• **WORK INSTRUCTIONS**: Give the listing below again in full, exactly as written.
/---
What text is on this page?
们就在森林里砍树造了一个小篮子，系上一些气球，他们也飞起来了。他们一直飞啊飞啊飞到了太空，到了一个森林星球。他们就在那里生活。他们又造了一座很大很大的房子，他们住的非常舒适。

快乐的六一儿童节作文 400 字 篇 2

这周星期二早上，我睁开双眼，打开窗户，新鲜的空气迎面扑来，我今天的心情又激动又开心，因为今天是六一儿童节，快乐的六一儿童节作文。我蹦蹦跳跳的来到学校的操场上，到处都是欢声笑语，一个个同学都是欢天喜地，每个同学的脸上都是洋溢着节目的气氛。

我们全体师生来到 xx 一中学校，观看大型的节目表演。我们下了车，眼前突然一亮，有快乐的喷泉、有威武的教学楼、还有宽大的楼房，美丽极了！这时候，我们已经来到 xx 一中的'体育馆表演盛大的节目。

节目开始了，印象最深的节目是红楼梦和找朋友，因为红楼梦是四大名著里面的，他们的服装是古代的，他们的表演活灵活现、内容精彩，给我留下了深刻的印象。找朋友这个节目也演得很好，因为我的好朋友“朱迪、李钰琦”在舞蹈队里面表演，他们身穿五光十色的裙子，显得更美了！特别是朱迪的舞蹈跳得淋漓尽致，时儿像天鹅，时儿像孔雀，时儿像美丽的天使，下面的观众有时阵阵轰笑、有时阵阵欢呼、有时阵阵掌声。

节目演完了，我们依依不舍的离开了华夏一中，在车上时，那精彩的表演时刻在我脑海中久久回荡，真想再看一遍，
\---
• **THE SOLUTION**:
What text is on this page?
们就在森林里砍树造了一个小篮子，系上一些气球，他们也飞起来了。他们一直飞啊飞啊飞到了太空，到了一个森林星球。他们就在那里生活。他们又造了一座很大很大的房子，他们住的非常舒适。

快乐的六一儿童节作文 400 字 篇 2

这周星期二早上，我睁开双眼，打开窗户，新鲜的空气迎面扑来，我今天的心情又激动又开心，因为今天是六一儿童节，快乐的六一儿童节作文。我蹦蹦跳跳的来到学校的操场上，到处都是欢声笑语，一个个同学都是欢天喜地，每个同学的脸上都是洋溢着节目的气氛。

我们全体师生来到 xx 一中学校，观看大型的节目表演。我们下了车，眼前突然一亮，有快乐的喷泉、有威武的教学楼、还有宽大的楼房，美丽极了！这时候，我们已经来到 xx 一中的'体育馆表演盛大的节目。

节目开始了，印象最深的节目是红楼梦和找朋友，因为红楼梦是四大名著里面的，他们的服装是古代的，他们的表演活灵活现、内容精彩，给我留下了深刻的印象。找朋友这个节目也演得很好，因为我的好朋友“朱迪、李钰琦”在舞蹈队里面表演，他们身穿五光十色的裙子，显得更美了！特别是朱迪的舞蹈跳得淋漓尽致，时儿像天鹅，时儿像孔雀，时儿像美丽的天使，下面的观众有时阵阵轰笑、有时阵阵欢呼、有时阵阵掌声。

节目演完了，我们依依不舍的离开了华夏一中，在车上时，那精彩的表演时刻在我脑海中久久回荡，真想再看一遍，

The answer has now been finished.